> _WHAT IS REQUIRED_
Identify each line below that contains the word "USDCAD", and copy it out.

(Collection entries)
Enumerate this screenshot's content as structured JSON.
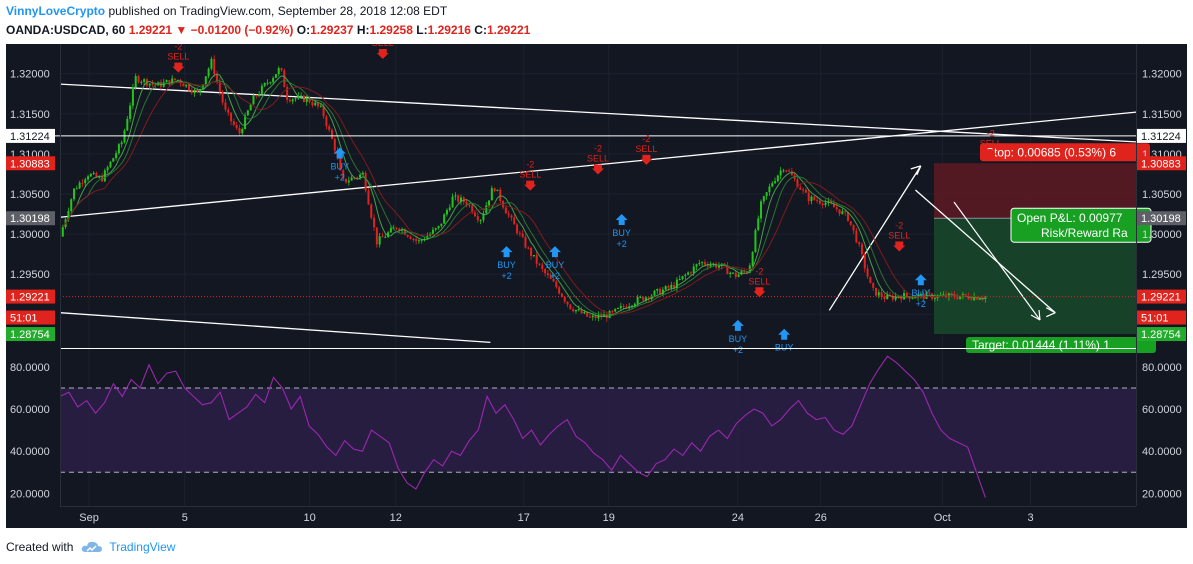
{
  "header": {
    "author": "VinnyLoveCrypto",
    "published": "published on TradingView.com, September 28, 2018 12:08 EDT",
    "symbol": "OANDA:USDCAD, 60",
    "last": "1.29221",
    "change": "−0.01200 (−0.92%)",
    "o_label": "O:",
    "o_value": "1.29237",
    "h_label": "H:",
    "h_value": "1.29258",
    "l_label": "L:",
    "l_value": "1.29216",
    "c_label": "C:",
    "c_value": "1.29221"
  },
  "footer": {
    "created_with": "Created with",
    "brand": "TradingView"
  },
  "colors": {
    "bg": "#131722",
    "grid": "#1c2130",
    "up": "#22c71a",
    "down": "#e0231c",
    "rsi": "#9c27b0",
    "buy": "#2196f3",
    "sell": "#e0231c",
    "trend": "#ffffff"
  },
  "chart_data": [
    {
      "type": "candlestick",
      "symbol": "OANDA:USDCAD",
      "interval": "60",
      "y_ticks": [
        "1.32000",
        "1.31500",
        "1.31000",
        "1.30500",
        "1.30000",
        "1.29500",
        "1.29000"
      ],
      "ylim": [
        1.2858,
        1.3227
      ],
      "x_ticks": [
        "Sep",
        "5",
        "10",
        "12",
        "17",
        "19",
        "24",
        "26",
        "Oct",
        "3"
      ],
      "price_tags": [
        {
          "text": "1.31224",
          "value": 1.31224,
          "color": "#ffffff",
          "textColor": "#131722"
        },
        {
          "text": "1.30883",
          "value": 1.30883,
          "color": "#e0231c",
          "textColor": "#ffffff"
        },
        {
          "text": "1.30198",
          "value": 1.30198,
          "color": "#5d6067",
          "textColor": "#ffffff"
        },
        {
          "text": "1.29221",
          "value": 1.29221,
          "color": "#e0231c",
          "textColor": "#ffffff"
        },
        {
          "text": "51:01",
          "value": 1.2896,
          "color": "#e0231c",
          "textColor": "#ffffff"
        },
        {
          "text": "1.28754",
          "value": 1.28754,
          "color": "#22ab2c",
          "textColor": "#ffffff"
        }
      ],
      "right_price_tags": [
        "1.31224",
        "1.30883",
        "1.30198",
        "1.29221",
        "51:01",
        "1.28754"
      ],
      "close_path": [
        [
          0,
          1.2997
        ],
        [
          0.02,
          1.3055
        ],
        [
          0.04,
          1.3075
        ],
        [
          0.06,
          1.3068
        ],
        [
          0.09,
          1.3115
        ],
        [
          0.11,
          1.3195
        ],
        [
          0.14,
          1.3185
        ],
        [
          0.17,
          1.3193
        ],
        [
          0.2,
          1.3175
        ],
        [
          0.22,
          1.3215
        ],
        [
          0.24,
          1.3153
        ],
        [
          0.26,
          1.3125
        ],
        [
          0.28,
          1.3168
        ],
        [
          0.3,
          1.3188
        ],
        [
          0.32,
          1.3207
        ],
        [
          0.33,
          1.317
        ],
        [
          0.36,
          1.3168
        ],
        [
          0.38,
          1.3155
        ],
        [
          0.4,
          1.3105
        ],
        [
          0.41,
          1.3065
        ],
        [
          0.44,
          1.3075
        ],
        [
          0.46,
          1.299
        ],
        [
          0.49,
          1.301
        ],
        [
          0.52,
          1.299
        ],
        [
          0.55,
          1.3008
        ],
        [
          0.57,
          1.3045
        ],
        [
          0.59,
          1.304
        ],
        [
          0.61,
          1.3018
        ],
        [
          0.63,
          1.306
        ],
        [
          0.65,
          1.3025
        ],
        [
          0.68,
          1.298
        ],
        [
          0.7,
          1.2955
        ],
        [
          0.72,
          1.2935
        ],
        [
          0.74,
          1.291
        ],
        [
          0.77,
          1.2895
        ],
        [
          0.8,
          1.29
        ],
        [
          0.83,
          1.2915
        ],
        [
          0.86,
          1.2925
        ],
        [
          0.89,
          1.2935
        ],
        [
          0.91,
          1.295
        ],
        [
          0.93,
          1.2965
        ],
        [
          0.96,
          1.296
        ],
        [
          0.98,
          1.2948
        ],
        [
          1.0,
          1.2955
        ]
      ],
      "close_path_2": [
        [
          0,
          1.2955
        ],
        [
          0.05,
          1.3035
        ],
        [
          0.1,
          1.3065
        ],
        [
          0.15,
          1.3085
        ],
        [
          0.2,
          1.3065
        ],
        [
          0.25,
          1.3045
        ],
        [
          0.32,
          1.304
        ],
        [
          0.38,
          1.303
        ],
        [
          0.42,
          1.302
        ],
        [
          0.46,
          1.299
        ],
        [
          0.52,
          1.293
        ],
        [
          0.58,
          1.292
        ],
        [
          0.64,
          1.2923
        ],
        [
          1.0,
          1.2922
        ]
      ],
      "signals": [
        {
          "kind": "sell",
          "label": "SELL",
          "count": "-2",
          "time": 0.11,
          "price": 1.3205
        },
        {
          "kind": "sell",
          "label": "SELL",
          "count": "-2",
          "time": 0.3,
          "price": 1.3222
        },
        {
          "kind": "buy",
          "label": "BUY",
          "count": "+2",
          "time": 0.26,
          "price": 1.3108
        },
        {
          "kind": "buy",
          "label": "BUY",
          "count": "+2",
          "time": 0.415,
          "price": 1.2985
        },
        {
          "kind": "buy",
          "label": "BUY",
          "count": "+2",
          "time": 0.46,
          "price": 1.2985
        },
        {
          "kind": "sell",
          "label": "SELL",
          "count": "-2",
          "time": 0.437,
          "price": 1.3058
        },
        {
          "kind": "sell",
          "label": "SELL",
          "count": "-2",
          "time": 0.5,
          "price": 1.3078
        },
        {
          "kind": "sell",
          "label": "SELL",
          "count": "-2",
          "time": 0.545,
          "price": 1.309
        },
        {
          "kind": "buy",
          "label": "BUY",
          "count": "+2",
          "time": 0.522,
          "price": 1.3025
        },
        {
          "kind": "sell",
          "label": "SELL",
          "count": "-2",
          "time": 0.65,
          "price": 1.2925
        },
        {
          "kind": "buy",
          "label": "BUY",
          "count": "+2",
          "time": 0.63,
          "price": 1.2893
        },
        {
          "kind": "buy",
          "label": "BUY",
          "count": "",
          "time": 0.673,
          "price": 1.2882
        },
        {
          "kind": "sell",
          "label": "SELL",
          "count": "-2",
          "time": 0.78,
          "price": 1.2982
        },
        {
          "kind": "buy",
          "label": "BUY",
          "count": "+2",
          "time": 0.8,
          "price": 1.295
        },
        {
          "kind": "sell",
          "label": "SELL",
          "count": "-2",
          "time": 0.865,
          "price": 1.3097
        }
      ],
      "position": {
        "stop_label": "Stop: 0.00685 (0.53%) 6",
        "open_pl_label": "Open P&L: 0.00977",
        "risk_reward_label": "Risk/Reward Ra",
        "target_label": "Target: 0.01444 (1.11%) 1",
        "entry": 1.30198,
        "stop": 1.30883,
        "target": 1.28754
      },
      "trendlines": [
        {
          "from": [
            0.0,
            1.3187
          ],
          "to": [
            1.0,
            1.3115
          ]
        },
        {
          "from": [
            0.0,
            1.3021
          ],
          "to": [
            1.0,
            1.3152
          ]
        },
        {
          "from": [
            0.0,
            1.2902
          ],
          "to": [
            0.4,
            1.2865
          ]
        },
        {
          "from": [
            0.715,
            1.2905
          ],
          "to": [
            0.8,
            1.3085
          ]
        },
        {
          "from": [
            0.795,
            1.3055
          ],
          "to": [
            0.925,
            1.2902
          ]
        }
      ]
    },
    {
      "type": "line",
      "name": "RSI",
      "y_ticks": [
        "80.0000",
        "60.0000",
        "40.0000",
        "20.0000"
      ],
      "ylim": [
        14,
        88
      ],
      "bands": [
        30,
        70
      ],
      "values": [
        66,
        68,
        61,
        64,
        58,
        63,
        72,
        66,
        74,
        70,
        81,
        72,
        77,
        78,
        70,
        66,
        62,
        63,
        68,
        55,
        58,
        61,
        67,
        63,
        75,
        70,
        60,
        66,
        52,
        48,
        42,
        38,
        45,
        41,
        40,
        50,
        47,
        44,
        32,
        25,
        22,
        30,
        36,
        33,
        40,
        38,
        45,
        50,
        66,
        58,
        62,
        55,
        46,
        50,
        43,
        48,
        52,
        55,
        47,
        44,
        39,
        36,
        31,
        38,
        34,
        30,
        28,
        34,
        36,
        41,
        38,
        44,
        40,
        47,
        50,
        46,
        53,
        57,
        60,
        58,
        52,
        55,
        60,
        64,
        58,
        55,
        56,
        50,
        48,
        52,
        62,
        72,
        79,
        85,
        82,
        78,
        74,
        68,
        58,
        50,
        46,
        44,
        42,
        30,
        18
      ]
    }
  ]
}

> _FULL OUTPUT_
    "symbol": "OANDA:USDCAD, 60",
      "symbol": "OANDA:USDCAD",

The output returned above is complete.